> _What the task requires_: Each entry below should be returned exactly as is, with the pictures removed.

> _Provided information_:
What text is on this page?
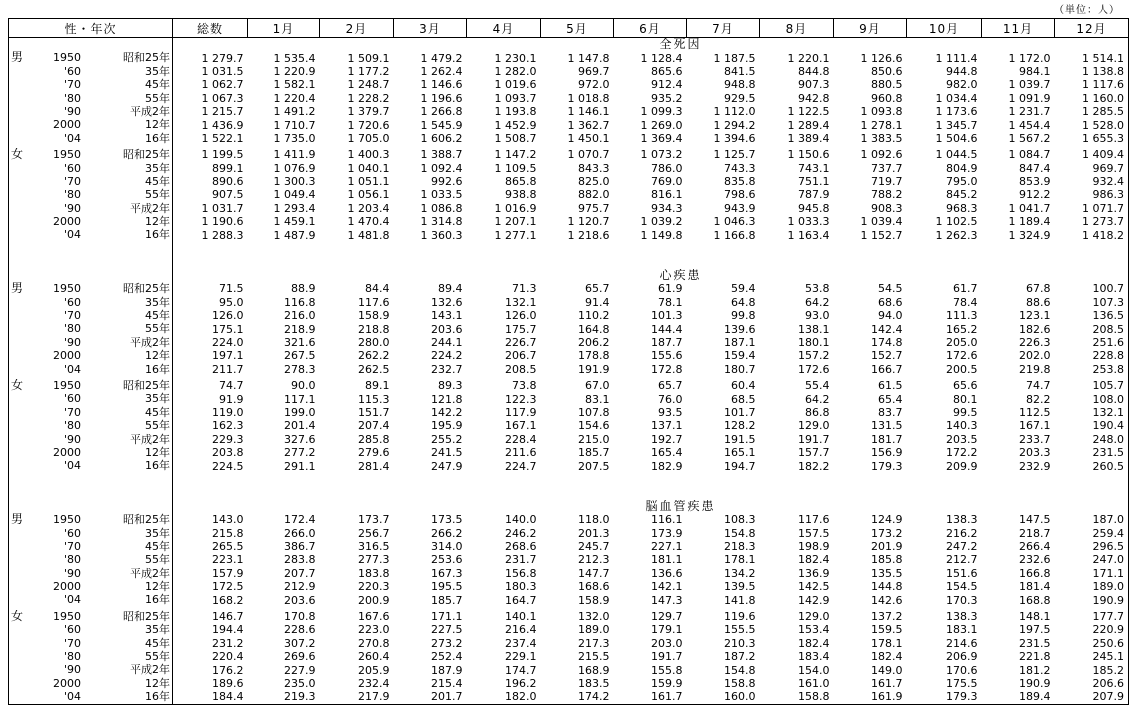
（単位：人）
性・年次	総数	1月	2月	3月	4月	5月	6月	7月	8月	9月	10月	11月	12月
	全死因												

男 1950 昭和25年	1 279.7	1 535.4	1 509.1	1 479.2	1 230.1	1 147.8	1 128.4	1 187.5	1 220.1	1 126.6	1 111.4	1 172.0	1 514.1

'60 35年	1 031.5	1 220.9	1 177.2	1 262.4	1 282.0	969.7	865.6	841.5	844.8	850.6	944.8	984.1	1 138.8

'70 45年	1 062.7	1 582.1	1 248.7	1 146.6	1 019.6	972.0	912.4	948.8	907.3	880.5	982.0	1 039.7	1 117.6

'80 55年	1 067.3	1 220.4	1 228.2	1 196.6	1 093.7	1 018.8	935.2	929.5	942.8	960.8	1 034.4	1 091.9	1 160.0

'90 平成2年	1 215.7	1 491.2	1 379.7	1 266.8	1 193.8	1 146.1	1 099.3	1 112.0	1 122.5	1 093.8	1 173.6	1 231.7	1 285.5

2000 12年	1 436.9	1 710.7	1 720.6	1 545.9	1 452.9	1 362.7	1 269.0	1 294.2	1 289.4	1 278.1	1 345.7	1 454.4	1 528.0

'04 16年	1 522.1	1 735.0	1 705.0	1 606.2	1 508.7	1 450.1	1 369.4	1 394.6	1 389.4	1 383.5	1 504.6	1 567.2	1 655.3

女 1950 昭和25年	1 199.5	1 411.9	1 400.3	1 388.7	1 147.2	1 070.7	1 073.2	1 125.7	1 150.6	1 092.6	1 044.5	1 084.7	1 409.4

'60 35年	899.1	1 076.9	1 040.1	1 092.4	1 109.5	843.3	786.0	743.3	743.1	737.7	804.9	847.4	969.7

'70 45年	890.6	1 300.3	1 051.1	992.6	865.8	825.0	769.0	835.8	751.1	719.7	795.0	853.9	932.4

'80 55年	907.5	1 049.4	1 056.1	1 033.5	938.8	882.0	816.1	798.6	787.9	788.2	845.2	912.2	986.3

'90 平成2年	1 031.7	1 293.4	1 203.4	1 086.8	1 016.9	975.7	934.3	943.9	945.8	908.3	968.3	1 041.7	1 071.7

2000 12年	1 190.6	1 459.1	1 470.4	1 314.8	1 207.1	1 120.7	1 039.2	1 046.3	1 033.3	1 039.4	1 102.5	1 189.4	1 273.7

'04 16年	1 288.3	1 487.9	1 481.8	1 360.3	1 277.1	1 218.6	1 149.8	1 166.8	1 163.4	1 152.7	1 262.3	1 324.9	1 418.2

	心疾患												

男 1950 昭和25年	71.5	88.9	84.4	89.4	71.3	65.7	61.9	59.4	53.8	54.5	61.7	67.8	100.7

'60 35年	95.0	116.8	117.6	132.6	132.1	91.4	78.1	64.8	64.2	68.6	78.4	88.6	107.3

'70 45年	126.0	216.0	158.9	143.1	126.0	110.2	101.3	99.8	93.0	94.0	111.3	123.1	136.5

'80 55年	175.1	218.9	218.8	203.6	175.7	164.8	144.4	139.6	138.1	142.4	165.2	182.6	208.5

'90 平成2年	224.0	321.6	280.0	244.1	226.7	206.2	187.7	187.1	180.1	174.8	205.0	226.3	251.6

2000 12年	197.1	267.5	262.2	224.2	206.7	178.8	155.6	159.4	157.2	152.7	172.6	202.0	228.8

'04 16年	211.7	278.3	262.5	232.7	208.5	191.9	172.8	180.7	172.6	166.7	200.5	219.8	253.8

女 1950 昭和25年	74.7	90.0	89.1	89.3	73.8	67.0	65.7	60.4	55.4	61.5	65.6	74.7	105.7

'60 35年	91.9	117.1	115.3	121.8	122.3	83.1	76.0	68.5	64.2	65.4	80.1	82.2	108.0

'70 45年	119.0	199.0	151.7	142.2	117.9	107.8	93.5	101.7	86.8	83.7	99.5	112.5	132.1

'80 55年	162.3	201.4	207.4	195.9	167.1	154.6	137.1	128.2	129.0	131.5	140.3	167.1	190.4

'90 平成2年	229.3	327.6	285.8	255.2	228.4	215.0	192.7	191.5	191.7	181.7	203.5	233.7	248.0

2000 12年	203.8	277.2	279.6	241.5	211.6	185.7	165.4	165.1	157.7	156.9	172.2	203.3	231.5

'04 16年	224.5	291.1	281.4	247.9	224.7	207.5	182.9	194.7	182.2	179.3	209.9	232.9	260.5

	脳血管疾患												

男 1950 昭和25年	143.0	172.4	173.7	173.5	140.0	118.0	116.1	108.3	117.6	124.9	138.3	147.5	187.0

'60 35年	215.8	266.0	256.7	266.2	246.2	201.3	173.9	154.8	157.5	173.2	216.2	218.7	259.4

'70 45年	265.5	386.7	316.5	314.0	268.6	245.7	227.1	218.3	198.9	201.9	247.2	266.4	296.5

'80 55年	223.1	283.8	277.3	253.6	231.7	212.3	181.1	178.1	182.4	185.8	212.7	232.6	247.0

'90 平成2年	157.9	207.7	183.8	167.3	156.8	147.7	136.6	134.2	136.9	135.5	151.6	166.8	171.1

2000 12年	172.5	212.9	220.3	195.5	180.3	168.6	142.1	139.5	142.5	144.8	154.5	181.4	189.0

'04 16年	168.2	203.6	200.9	185.7	164.7	158.9	147.3	141.8	142.9	142.6	170.3	168.8	190.9

女 1950 昭和25年	146.7	170.8	167.6	171.1	140.1	132.0	129.7	119.6	129.0	137.2	138.3	148.1	177.7

'60 35年	194.4	228.6	223.0	227.5	216.4	189.0	179.1	155.5	153.4	159.5	183.1	197.5	220.9

'70 45年	231.2	307.2	270.8	273.2	237.4	217.3	203.0	210.3	182.4	178.1	214.6	231.5	250.6

'80 55年	220.4	269.6	260.4	252.4	229.1	215.5	191.7	187.2	183.4	182.4	206.9	221.8	245.1

'90 平成2年	176.2	227.9	205.9	187.9	174.7	168.9	155.8	154.8	154.0	149.0	170.6	181.2	185.2

2000 12年	189.6	235.0	232.4	215.4	196.2	183.5	159.9	158.8	161.0	161.7	175.5	190.9	206.6

'04 16年	184.4	219.3	217.9	201.7	182.0	174.2	161.7	160.0	158.8	161.9	179.3	189.4	207.9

> _Result for this task_:
What text is on this page?
（単位：人）
性・年次	総数	1月	2月	3月	4月	5月	6月	7月	8月	9月	10月	11月	12月
	全死因												

男 1950 昭和25年	1 279.7	1 535.4	1 509.1	1 479.2	1 230.1	1 147.8	1 128.4	1 187.5	1 220.1	1 126.6	1 111.4	1 172.0	1 514.1

'60 35年	1 031.5	1 220.9	1 177.2	1 262.4	1 282.0	969.7	865.6	841.5	844.8	850.6	944.8	984.1	1 138.8

'70 45年	1 062.7	1 582.1	1 248.7	1 146.6	1 019.6	972.0	912.4	948.8	907.3	880.5	982.0	1 039.7	1 117.6

'80 55年	1 067.3	1 220.4	1 228.2	1 196.6	1 093.7	1 018.8	935.2	929.5	942.8	960.8	1 034.4	1 091.9	1 160.0

'90 平成2年	1 215.7	1 491.2	1 379.7	1 266.8	1 193.8	1 146.1	1 099.3	1 112.0	1 122.5	1 093.8	1 173.6	1 231.7	1 285.5

2000 12年	1 436.9	1 710.7	1 720.6	1 545.9	1 452.9	1 362.7	1 269.0	1 294.2	1 289.4	1 278.1	1 345.7	1 454.4	1 528.0

'04 16年	1 522.1	1 735.0	1 705.0	1 606.2	1 508.7	1 450.1	1 369.4	1 394.6	1 389.4	1 383.5	1 504.6	1 567.2	1 655.3

女 1950 昭和25年	1 199.5	1 411.9	1 400.3	1 388.7	1 147.2	1 070.7	1 073.2	1 125.7	1 150.6	1 092.6	1 044.5	1 084.7	1 409.4

'60 35年	899.1	1 076.9	1 040.1	1 092.4	1 109.5	843.3	786.0	743.3	743.1	737.7	804.9	847.4	969.7

'70 45年	890.6	1 300.3	1 051.1	992.6	865.8	825.0	769.0	835.8	751.1	719.7	795.0	853.9	932.4

'80 55年	907.5	1 049.4	1 056.1	1 033.5	938.8	882.0	816.1	798.6	787.9	788.2	845.2	912.2	986.3

'90 平成2年	1 031.7	1 293.4	1 203.4	1 086.8	1 016.9	975.7	934.3	943.9	945.8	908.3	968.3	1 041.7	1 071.7

2000 12年	1 190.6	1 459.1	1 470.4	1 314.8	1 207.1	1 120.7	1 039.2	1 046.3	1 033.3	1 039.4	1 102.5	1 189.4	1 273.7

'04 16年	1 288.3	1 487.9	1 481.8	1 360.3	1 277.1	1 218.6	1 149.8	1 166.8	1 163.4	1 152.7	1 262.3	1 324.9	1 418.2

	心疾患												

男 1950 昭和25年	71.5	88.9	84.4	89.4	71.3	65.7	61.9	59.4	53.8	54.5	61.7	67.8	100.7

'60 35年	95.0	116.8	117.6	132.6	132.1	91.4	78.1	64.8	64.2	68.6	78.4	88.6	107.3

'70 45年	126.0	216.0	158.9	143.1	126.0	110.2	101.3	99.8	93.0	94.0	111.3	123.1	136.5

'80 55年	175.1	218.9	218.8	203.6	175.7	164.8	144.4	139.6	138.1	142.4	165.2	182.6	208.5

'90 平成2年	224.0	321.6	280.0	244.1	226.7	206.2	187.7	187.1	180.1	174.8	205.0	226.3	251.6

2000 12年	197.1	267.5	262.2	224.2	206.7	178.8	155.6	159.4	157.2	152.7	172.6	202.0	228.8

'04 16年	211.7	278.3	262.5	232.7	208.5	191.9	172.8	180.7	172.6	166.7	200.5	219.8	253.8

女 1950 昭和25年	74.7	90.0	89.1	89.3	73.8	67.0	65.7	60.4	55.4	61.5	65.6	74.7	105.7

'60 35年	91.9	117.1	115.3	121.8	122.3	83.1	76.0	68.5	64.2	65.4	80.1	82.2	108.0

'70 45年	119.0	199.0	151.7	142.2	117.9	107.8	93.5	101.7	86.8	83.7	99.5	112.5	132.1

'80 55年	162.3	201.4	207.4	195.9	167.1	154.6	137.1	128.2	129.0	131.5	140.3	167.1	190.4

'90 平成2年	229.3	327.6	285.8	255.2	228.4	215.0	192.7	191.5	191.7	181.7	203.5	233.7	248.0

2000 12年	203.8	277.2	279.6	241.5	211.6	185.7	165.4	165.1	157.7	156.9	172.2	203.3	231.5

'04 16年	224.5	291.1	281.4	247.9	224.7	207.5	182.9	194.7	182.2	179.3	209.9	232.9	260.5

	脳血管疾患												

男 1950 昭和25年	143.0	172.4	173.7	173.5	140.0	118.0	116.1	108.3	117.6	124.9	138.3	147.5	187.0

'60 35年	215.8	266.0	256.7	266.2	246.2	201.3	173.9	154.8	157.5	173.2	216.2	218.7	259.4

'70 45年	265.5	386.7	316.5	314.0	268.6	245.7	227.1	218.3	198.9	201.9	247.2	266.4	296.5

'80 55年	223.1	283.8	277.3	253.6	231.7	212.3	181.1	178.1	182.4	185.8	212.7	232.6	247.0

'90 平成2年	157.9	207.7	183.8	167.3	156.8	147.7	136.6	134.2	136.9	135.5	151.6	166.8	171.1

2000 12年	172.5	212.9	220.3	195.5	180.3	168.6	142.1	139.5	142.5	144.8	154.5	181.4	189.0

'04 16年	168.2	203.6	200.9	185.7	164.7	158.9	147.3	141.8	142.9	142.6	170.3	168.8	190.9

女 1950 昭和25年	146.7	170.8	167.6	171.1	140.1	132.0	129.7	119.6	129.0	137.2	138.3	148.1	177.7

'60 35年	194.4	228.6	223.0	227.5	216.4	189.0	179.1	155.5	153.4	159.5	183.1	197.5	220.9

'70 45年	231.2	307.2	270.8	273.2	237.4	217.3	203.0	210.3	182.4	178.1	214.6	231.5	250.6

'80 55年	220.4	269.6	260.4	252.4	229.1	215.5	191.7	187.2	183.4	182.4	206.9	221.8	245.1

'90 平成2年	176.2	227.9	205.9	187.9	174.7	168.9	155.8	154.8	154.0	149.0	170.6	181.2	185.2

2000 12年	189.6	235.0	232.4	215.4	196.2	183.5	159.9	158.8	161.0	161.7	175.5	190.9	206.6

'04 16年	184.4	219.3	217.9	201.7	182.0	174.2	161.7	160.0	158.8	161.9	179.3	189.4	207.9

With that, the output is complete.